> _Supplied records_
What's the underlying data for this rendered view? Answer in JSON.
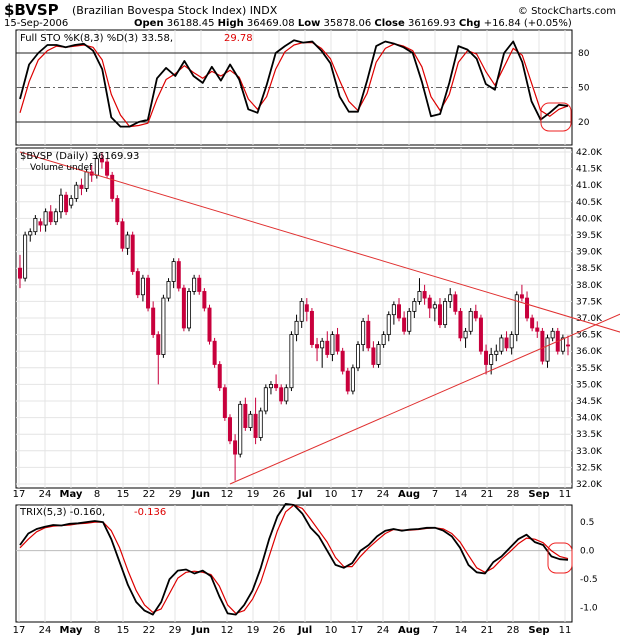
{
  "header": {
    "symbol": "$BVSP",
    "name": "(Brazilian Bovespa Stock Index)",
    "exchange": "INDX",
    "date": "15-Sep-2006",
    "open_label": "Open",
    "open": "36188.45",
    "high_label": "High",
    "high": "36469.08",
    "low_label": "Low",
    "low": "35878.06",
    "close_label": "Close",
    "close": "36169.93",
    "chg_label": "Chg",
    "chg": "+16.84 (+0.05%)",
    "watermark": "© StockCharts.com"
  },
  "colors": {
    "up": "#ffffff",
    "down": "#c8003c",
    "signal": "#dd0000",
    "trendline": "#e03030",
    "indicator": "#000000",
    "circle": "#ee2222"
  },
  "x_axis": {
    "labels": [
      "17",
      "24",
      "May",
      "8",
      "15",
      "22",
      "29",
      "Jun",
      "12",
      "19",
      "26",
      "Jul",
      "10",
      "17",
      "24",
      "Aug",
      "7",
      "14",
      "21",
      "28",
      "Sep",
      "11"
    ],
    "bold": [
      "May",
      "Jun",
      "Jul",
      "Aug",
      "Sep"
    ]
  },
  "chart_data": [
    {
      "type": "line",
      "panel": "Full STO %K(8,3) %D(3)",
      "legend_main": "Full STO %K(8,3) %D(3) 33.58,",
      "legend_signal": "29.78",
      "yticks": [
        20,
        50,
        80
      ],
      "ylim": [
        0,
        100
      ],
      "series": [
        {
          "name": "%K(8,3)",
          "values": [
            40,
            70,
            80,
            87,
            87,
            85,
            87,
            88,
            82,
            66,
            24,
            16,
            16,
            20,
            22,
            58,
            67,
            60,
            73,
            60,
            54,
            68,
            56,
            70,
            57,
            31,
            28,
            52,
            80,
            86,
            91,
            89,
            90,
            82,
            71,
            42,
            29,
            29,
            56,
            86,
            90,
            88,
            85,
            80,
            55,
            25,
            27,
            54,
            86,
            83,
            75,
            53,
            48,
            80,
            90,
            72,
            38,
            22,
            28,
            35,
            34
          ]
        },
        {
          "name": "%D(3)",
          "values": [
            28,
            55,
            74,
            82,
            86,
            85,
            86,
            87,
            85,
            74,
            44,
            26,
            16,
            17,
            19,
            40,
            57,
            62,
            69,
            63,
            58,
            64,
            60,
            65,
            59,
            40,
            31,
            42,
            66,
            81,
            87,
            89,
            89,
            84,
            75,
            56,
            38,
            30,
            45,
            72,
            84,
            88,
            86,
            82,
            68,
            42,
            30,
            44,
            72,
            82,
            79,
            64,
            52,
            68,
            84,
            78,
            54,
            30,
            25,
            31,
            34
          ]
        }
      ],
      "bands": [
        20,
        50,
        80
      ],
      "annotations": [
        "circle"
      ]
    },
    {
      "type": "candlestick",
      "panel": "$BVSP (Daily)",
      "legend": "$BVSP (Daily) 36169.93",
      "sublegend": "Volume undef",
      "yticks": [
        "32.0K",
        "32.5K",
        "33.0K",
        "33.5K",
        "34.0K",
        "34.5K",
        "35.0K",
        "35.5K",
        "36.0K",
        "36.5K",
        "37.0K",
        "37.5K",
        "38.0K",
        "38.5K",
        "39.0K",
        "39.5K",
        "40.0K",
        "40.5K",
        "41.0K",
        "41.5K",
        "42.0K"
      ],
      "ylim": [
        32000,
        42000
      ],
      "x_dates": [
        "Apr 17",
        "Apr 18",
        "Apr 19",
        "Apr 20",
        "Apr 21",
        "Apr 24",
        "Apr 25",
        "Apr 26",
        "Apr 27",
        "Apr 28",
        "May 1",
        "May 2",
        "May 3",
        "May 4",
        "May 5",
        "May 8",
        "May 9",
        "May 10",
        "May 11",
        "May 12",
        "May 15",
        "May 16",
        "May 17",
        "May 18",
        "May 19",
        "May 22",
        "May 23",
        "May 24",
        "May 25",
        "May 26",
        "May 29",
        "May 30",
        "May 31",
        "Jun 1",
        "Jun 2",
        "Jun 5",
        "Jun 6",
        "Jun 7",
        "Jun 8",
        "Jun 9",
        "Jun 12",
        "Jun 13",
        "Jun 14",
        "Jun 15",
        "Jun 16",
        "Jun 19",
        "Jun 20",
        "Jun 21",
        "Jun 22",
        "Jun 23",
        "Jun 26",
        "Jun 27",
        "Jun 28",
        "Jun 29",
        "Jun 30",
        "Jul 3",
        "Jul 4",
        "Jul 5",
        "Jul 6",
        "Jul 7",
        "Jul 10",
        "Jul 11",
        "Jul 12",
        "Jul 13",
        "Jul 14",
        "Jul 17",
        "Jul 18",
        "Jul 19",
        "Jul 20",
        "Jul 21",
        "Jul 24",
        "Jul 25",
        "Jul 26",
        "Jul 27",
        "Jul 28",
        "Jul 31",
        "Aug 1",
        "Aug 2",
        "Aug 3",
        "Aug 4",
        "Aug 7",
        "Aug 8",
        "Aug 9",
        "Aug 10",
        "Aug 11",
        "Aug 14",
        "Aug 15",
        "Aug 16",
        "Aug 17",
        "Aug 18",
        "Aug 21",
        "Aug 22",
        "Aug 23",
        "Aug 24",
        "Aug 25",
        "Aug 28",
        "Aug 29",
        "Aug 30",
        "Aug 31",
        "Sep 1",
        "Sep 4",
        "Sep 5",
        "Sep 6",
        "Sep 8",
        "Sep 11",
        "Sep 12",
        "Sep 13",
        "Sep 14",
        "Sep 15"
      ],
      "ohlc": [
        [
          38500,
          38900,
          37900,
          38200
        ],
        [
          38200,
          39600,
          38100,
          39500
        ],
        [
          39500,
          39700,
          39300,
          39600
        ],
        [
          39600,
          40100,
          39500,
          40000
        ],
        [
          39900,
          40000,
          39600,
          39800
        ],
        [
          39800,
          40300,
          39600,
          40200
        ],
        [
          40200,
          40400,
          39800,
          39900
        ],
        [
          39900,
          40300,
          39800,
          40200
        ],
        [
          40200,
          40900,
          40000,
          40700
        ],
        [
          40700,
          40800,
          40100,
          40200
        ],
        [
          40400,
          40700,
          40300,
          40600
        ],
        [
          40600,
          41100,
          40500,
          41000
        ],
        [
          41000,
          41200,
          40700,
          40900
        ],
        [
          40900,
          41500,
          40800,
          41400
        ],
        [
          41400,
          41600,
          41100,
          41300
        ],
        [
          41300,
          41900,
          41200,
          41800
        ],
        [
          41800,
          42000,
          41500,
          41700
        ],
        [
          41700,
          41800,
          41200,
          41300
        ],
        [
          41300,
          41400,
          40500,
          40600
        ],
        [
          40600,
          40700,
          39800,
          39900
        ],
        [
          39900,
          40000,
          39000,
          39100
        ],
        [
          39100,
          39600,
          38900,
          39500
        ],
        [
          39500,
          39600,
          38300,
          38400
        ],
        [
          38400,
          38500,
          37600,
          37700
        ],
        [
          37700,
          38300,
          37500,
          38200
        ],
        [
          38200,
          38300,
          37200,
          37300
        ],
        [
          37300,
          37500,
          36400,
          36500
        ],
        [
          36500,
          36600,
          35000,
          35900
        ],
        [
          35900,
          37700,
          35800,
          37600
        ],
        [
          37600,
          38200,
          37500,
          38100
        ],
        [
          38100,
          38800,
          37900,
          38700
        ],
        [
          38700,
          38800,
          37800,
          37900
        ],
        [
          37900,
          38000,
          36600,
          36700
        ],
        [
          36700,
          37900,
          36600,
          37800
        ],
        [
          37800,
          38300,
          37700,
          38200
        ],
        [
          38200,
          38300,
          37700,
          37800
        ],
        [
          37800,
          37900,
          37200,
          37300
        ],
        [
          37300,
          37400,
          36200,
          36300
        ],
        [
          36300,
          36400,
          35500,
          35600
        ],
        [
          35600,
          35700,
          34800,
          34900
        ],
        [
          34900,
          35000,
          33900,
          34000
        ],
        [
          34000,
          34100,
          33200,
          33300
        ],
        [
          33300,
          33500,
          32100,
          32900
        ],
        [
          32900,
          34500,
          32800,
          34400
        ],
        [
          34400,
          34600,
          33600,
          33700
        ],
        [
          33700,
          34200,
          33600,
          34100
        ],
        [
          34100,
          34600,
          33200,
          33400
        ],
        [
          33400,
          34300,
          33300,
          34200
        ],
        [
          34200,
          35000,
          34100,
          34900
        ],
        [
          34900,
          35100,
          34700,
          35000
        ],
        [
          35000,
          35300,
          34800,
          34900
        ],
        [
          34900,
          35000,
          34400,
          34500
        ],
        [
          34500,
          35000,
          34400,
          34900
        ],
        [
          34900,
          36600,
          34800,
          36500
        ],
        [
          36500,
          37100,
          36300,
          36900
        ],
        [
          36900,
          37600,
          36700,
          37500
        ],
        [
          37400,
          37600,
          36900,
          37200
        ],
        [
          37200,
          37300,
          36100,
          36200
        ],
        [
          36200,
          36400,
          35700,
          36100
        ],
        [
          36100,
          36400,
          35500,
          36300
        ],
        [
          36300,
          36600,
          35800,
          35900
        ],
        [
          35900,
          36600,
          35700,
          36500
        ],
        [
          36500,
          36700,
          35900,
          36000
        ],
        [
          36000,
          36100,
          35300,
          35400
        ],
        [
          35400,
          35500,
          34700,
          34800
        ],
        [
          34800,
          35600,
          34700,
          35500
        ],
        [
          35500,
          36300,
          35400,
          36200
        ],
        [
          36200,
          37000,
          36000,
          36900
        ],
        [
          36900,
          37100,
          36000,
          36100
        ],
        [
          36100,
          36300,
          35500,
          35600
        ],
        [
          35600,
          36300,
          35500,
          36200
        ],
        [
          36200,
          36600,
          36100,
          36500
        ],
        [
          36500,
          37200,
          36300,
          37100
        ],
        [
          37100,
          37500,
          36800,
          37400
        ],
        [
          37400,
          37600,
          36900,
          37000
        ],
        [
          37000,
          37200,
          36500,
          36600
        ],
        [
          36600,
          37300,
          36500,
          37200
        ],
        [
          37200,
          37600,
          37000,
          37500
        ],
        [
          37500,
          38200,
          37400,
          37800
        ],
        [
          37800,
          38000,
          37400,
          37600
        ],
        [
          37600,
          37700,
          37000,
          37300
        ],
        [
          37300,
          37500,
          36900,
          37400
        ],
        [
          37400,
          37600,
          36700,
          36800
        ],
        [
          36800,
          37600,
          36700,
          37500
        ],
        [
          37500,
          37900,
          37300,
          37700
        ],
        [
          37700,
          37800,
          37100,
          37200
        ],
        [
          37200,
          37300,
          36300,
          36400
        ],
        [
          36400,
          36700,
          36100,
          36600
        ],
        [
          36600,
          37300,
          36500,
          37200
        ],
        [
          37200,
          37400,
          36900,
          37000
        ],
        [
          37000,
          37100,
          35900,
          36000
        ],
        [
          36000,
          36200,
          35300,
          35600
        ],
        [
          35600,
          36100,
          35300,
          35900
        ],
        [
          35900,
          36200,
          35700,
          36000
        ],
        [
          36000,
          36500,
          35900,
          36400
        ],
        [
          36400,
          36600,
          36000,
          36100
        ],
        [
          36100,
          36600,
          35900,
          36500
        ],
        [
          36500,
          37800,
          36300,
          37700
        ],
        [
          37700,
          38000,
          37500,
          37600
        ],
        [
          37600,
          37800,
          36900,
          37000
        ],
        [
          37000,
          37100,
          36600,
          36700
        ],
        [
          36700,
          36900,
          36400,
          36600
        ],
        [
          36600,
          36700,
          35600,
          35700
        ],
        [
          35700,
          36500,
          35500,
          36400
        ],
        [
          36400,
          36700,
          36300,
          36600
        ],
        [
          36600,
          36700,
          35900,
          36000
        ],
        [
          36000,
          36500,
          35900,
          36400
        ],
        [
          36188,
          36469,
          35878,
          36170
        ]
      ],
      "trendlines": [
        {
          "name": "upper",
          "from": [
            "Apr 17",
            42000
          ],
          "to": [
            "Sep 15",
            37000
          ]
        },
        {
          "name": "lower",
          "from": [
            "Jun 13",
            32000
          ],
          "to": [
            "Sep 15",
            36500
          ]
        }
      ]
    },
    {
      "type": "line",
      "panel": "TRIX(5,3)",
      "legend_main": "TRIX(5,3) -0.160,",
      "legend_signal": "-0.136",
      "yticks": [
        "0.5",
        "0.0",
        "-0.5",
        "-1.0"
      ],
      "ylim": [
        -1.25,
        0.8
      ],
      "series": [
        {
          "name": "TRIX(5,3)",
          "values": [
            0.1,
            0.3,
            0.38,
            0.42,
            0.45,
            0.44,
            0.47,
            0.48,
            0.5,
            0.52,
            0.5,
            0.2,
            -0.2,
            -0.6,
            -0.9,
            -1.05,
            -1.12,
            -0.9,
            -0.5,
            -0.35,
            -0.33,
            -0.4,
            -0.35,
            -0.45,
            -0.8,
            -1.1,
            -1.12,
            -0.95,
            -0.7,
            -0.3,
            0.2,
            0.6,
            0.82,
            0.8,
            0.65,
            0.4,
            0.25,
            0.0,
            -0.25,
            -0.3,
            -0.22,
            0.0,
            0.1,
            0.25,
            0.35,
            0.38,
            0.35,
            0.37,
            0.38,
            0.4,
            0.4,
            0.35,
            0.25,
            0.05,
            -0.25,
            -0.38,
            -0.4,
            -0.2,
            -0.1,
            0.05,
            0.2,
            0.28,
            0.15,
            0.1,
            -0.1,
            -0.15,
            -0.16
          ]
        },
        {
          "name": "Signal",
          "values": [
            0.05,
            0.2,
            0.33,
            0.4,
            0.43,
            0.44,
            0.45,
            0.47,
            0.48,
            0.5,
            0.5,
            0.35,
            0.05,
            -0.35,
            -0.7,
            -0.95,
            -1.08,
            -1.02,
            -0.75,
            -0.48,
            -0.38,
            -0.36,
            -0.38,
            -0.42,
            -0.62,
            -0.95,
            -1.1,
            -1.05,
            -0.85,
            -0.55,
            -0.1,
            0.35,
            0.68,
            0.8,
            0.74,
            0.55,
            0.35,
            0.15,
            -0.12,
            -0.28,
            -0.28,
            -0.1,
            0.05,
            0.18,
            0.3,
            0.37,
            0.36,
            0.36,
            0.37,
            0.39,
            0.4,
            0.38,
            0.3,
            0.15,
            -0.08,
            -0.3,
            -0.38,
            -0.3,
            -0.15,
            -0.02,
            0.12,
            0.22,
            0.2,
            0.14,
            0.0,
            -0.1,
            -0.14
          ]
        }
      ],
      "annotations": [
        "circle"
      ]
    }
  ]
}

> _Task requirements_
List each line holding the string "BVSP".

> _Answer to the exercise_
    "symbol": "$BVSP",
      "panel": "$BVSP (Daily)",
      "legend": "$BVSP (Daily) 36169.93",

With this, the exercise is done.